Entries ::
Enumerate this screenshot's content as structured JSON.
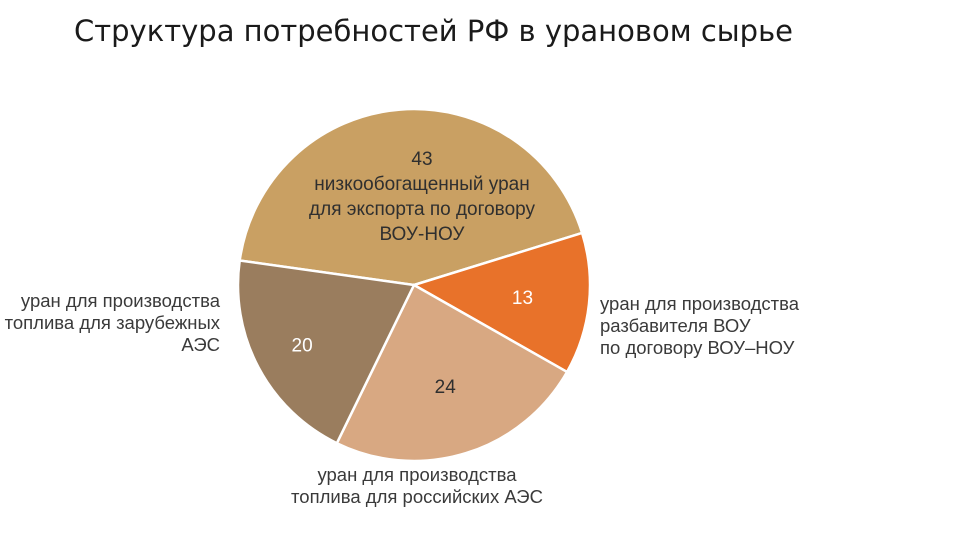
{
  "title": "Структура потребностей РФ в урановом сырье",
  "chart_data": {
    "type": "pie",
    "title": "Структура потребностей РФ в урановом сырье",
    "slices": [
      {
        "value": 43,
        "label_lines": [
          "низкообогащенный уран",
          "для экспорта по договору",
          "ВОУ-НОУ"
        ],
        "color": "#c9a063",
        "label_position": "inside"
      },
      {
        "value": 13,
        "label_lines": [
          "уран для производства",
          "разбавителя ВОУ",
          "по договору ВОУ–НОУ"
        ],
        "color": "#e8722a",
        "label_position": "right"
      },
      {
        "value": 24,
        "label_lines": [
          "уран для производства",
          "топлива для российских АЭС"
        ],
        "color": "#d8a882",
        "label_position": "bottom"
      },
      {
        "value": 20,
        "label_lines": [
          "уран для производства",
          "топлива для зарубежных",
          "АЭС"
        ],
        "color": "#9a7d5e",
        "label_position": "left"
      }
    ]
  }
}
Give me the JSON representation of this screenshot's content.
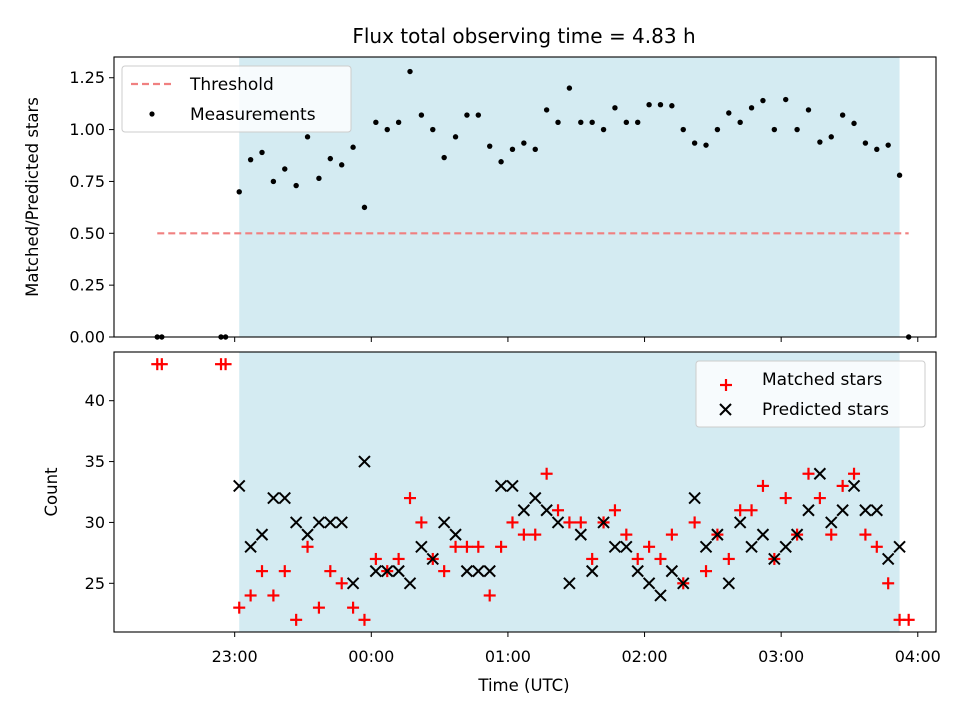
{
  "chart_data": [
    {
      "type": "scatter",
      "title": "Flux total observing time = 4.83 h",
      "xlabel": "",
      "ylabel": "Matched/Predicted stars",
      "xlim": [
        "22:07",
        "04:08"
      ],
      "ylim": [
        0,
        1.35
      ],
      "yticks": [
        0.0,
        0.25,
        0.5,
        0.75,
        1.0,
        1.25
      ],
      "ytick_labels": [
        "0.00",
        "0.25",
        "0.50",
        "0.75",
        "1.00",
        "1.25"
      ],
      "shaded_span": {
        "start": "23:02",
        "end": "03:52",
        "color": "#add8e6"
      },
      "legend_position": "upper-left",
      "threshold": {
        "name": "Threshold",
        "y": 0.5,
        "x_start": "22:26",
        "x_end": "03:56",
        "color": "#f08080"
      },
      "series": [
        {
          "name": "Measurements",
          "color": "#000000",
          "marker": "dot",
          "points": [
            [
              "22:26",
              0
            ],
            [
              "22:28",
              0
            ],
            [
              "22:54",
              0
            ],
            [
              "22:56",
              0
            ],
            [
              "23:02",
              0.7
            ],
            [
              "23:07",
              0.855
            ],
            [
              "23:12",
              0.89
            ],
            [
              "23:17",
              0.75
            ],
            [
              "23:22",
              0.81
            ],
            [
              "23:27",
              0.73
            ],
            [
              "23:32",
              0.965
            ],
            [
              "23:37",
              0.765
            ],
            [
              "23:42",
              0.86
            ],
            [
              "23:47",
              0.83
            ],
            [
              "23:52",
              0.915
            ],
            [
              "23:57",
              0.625
            ],
            [
              "00:02",
              1.035
            ],
            [
              "00:07",
              1.0
            ],
            [
              "00:12",
              1.035
            ],
            [
              "00:17",
              1.28
            ],
            [
              "00:22",
              1.07
            ],
            [
              "00:27",
              1.0
            ],
            [
              "00:32",
              0.865
            ],
            [
              "00:37",
              0.965
            ],
            [
              "00:42",
              1.07
            ],
            [
              "00:47",
              1.07
            ],
            [
              "00:52",
              0.92
            ],
            [
              "00:57",
              0.845
            ],
            [
              "01:02",
              0.905
            ],
            [
              "01:07",
              0.935
            ],
            [
              "01:12",
              0.905
            ],
            [
              "01:17",
              1.095
            ],
            [
              "01:22",
              1.035
            ],
            [
              "01:27",
              1.2
            ],
            [
              "01:32",
              1.035
            ],
            [
              "01:37",
              1.035
            ],
            [
              "01:42",
              1.0
            ],
            [
              "01:47",
              1.105
            ],
            [
              "01:52",
              1.035
            ],
            [
              "01:57",
              1.035
            ],
            [
              "02:02",
              1.12
            ],
            [
              "02:07",
              1.12
            ],
            [
              "02:12",
              1.115
            ],
            [
              "02:17",
              1.0
            ],
            [
              "02:22",
              0.935
            ],
            [
              "02:27",
              0.925
            ],
            [
              "02:32",
              1.0
            ],
            [
              "02:37",
              1.08
            ],
            [
              "02:42",
              1.035
            ],
            [
              "02:47",
              1.105
            ],
            [
              "02:52",
              1.14
            ],
            [
              "02:57",
              1.0
            ],
            [
              "03:02",
              1.145
            ],
            [
              "03:07",
              1.0
            ],
            [
              "03:12",
              1.095
            ],
            [
              "03:17",
              0.94
            ],
            [
              "03:22",
              0.965
            ],
            [
              "03:27",
              1.07
            ],
            [
              "03:32",
              1.03
            ],
            [
              "03:37",
              0.935
            ],
            [
              "03:42",
              0.905
            ],
            [
              "03:47",
              0.925
            ],
            [
              "03:52",
              0.78
            ],
            [
              "03:56",
              0
            ]
          ]
        }
      ]
    },
    {
      "type": "scatter",
      "title": "",
      "xlabel": "Time (UTC)",
      "ylabel": "Count",
      "xlim": [
        "22:07",
        "04:08"
      ],
      "ylim": [
        21,
        44
      ],
      "xticks": [
        "23:00",
        "00:00",
        "01:00",
        "02:00",
        "03:00",
        "04:00"
      ],
      "xtick_labels": [
        "23:00",
        "00:00",
        "01:00",
        "02:00",
        "03:00",
        "04:00"
      ],
      "yticks": [
        25,
        30,
        35,
        40
      ],
      "ytick_labels": [
        "25",
        "30",
        "35",
        "40"
      ],
      "shaded_span": {
        "start": "23:02",
        "end": "03:52",
        "color": "#add8e6"
      },
      "legend_position": "upper-right",
      "series": [
        {
          "name": "Matched stars",
          "color": "#ff0000",
          "marker": "plus",
          "points": [
            [
              "22:26",
              43
            ],
            [
              "22:28",
              43
            ],
            [
              "22:54",
              43
            ],
            [
              "22:56",
              43
            ],
            [
              "23:02",
              23
            ],
            [
              "23:07",
              24
            ],
            [
              "23:12",
              26
            ],
            [
              "23:17",
              24
            ],
            [
              "23:22",
              26
            ],
            [
              "23:27",
              22
            ],
            [
              "23:32",
              28
            ],
            [
              "23:37",
              23
            ],
            [
              "23:42",
              26
            ],
            [
              "23:47",
              25
            ],
            [
              "23:52",
              23
            ],
            [
              "23:57",
              22
            ],
            [
              "00:02",
              27
            ],
            [
              "00:07",
              26
            ],
            [
              "00:12",
              27
            ],
            [
              "00:17",
              32
            ],
            [
              "00:22",
              30
            ],
            [
              "00:27",
              27
            ],
            [
              "00:32",
              26
            ],
            [
              "00:37",
              28
            ],
            [
              "00:42",
              28
            ],
            [
              "00:47",
              28
            ],
            [
              "00:52",
              24
            ],
            [
              "00:57",
              28
            ],
            [
              "01:02",
              30
            ],
            [
              "01:07",
              29
            ],
            [
              "01:12",
              29
            ],
            [
              "01:17",
              34
            ],
            [
              "01:22",
              31
            ],
            [
              "01:27",
              30
            ],
            [
              "01:32",
              30
            ],
            [
              "01:37",
              27
            ],
            [
              "01:42",
              30
            ],
            [
              "01:47",
              31
            ],
            [
              "01:52",
              29
            ],
            [
              "01:57",
              27
            ],
            [
              "02:02",
              28
            ],
            [
              "02:07",
              27
            ],
            [
              "02:12",
              29
            ],
            [
              "02:17",
              25
            ],
            [
              "02:22",
              30
            ],
            [
              "02:27",
              26
            ],
            [
              "02:32",
              29
            ],
            [
              "02:37",
              27
            ],
            [
              "02:42",
              31
            ],
            [
              "02:47",
              31
            ],
            [
              "02:52",
              33
            ],
            [
              "02:57",
              27
            ],
            [
              "03:02",
              32
            ],
            [
              "03:07",
              29
            ],
            [
              "03:12",
              34
            ],
            [
              "03:17",
              32
            ],
            [
              "03:22",
              29
            ],
            [
              "03:27",
              33
            ],
            [
              "03:32",
              34
            ],
            [
              "03:37",
              29
            ],
            [
              "03:42",
              28
            ],
            [
              "03:47",
              25
            ],
            [
              "03:52",
              22
            ],
            [
              "03:56",
              22
            ]
          ]
        },
        {
          "name": "Predicted stars",
          "color": "#000000",
          "marker": "x",
          "points": [
            [
              "23:02",
              33
            ],
            [
              "23:07",
              28
            ],
            [
              "23:12",
              29
            ],
            [
              "23:17",
              32
            ],
            [
              "23:22",
              32
            ],
            [
              "23:27",
              30
            ],
            [
              "23:32",
              29
            ],
            [
              "23:37",
              30
            ],
            [
              "23:42",
              30
            ],
            [
              "23:47",
              30
            ],
            [
              "23:52",
              25
            ],
            [
              "23:57",
              35
            ],
            [
              "00:02",
              26
            ],
            [
              "00:07",
              26
            ],
            [
              "00:12",
              26
            ],
            [
              "00:17",
              25
            ],
            [
              "00:22",
              28
            ],
            [
              "00:27",
              27
            ],
            [
              "00:32",
              30
            ],
            [
              "00:37",
              29
            ],
            [
              "00:42",
              26
            ],
            [
              "00:47",
              26
            ],
            [
              "00:52",
              26
            ],
            [
              "00:57",
              33
            ],
            [
              "01:02",
              33
            ],
            [
              "01:07",
              31
            ],
            [
              "01:12",
              32
            ],
            [
              "01:17",
              31
            ],
            [
              "01:22",
              30
            ],
            [
              "01:27",
              25
            ],
            [
              "01:32",
              29
            ],
            [
              "01:37",
              26
            ],
            [
              "01:42",
              30
            ],
            [
              "01:47",
              28
            ],
            [
              "01:52",
              28
            ],
            [
              "01:57",
              26
            ],
            [
              "02:02",
              25
            ],
            [
              "02:07",
              24
            ],
            [
              "02:12",
              26
            ],
            [
              "02:17",
              25
            ],
            [
              "02:22",
              32
            ],
            [
              "02:27",
              28
            ],
            [
              "02:32",
              29
            ],
            [
              "02:37",
              25
            ],
            [
              "02:42",
              30
            ],
            [
              "02:47",
              28
            ],
            [
              "02:52",
              29
            ],
            [
              "02:57",
              27
            ],
            [
              "03:02",
              28
            ],
            [
              "03:07",
              29
            ],
            [
              "03:12",
              31
            ],
            [
              "03:17",
              34
            ],
            [
              "03:22",
              30
            ],
            [
              "03:27",
              31
            ],
            [
              "03:32",
              33
            ],
            [
              "03:37",
              31
            ],
            [
              "03:42",
              31
            ],
            [
              "03:47",
              27
            ],
            [
              "03:52",
              28
            ]
          ]
        }
      ]
    }
  ]
}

Work required ::
State how many lines of the listing include the word "урановом". Reply with the number alone.

Task response ::
2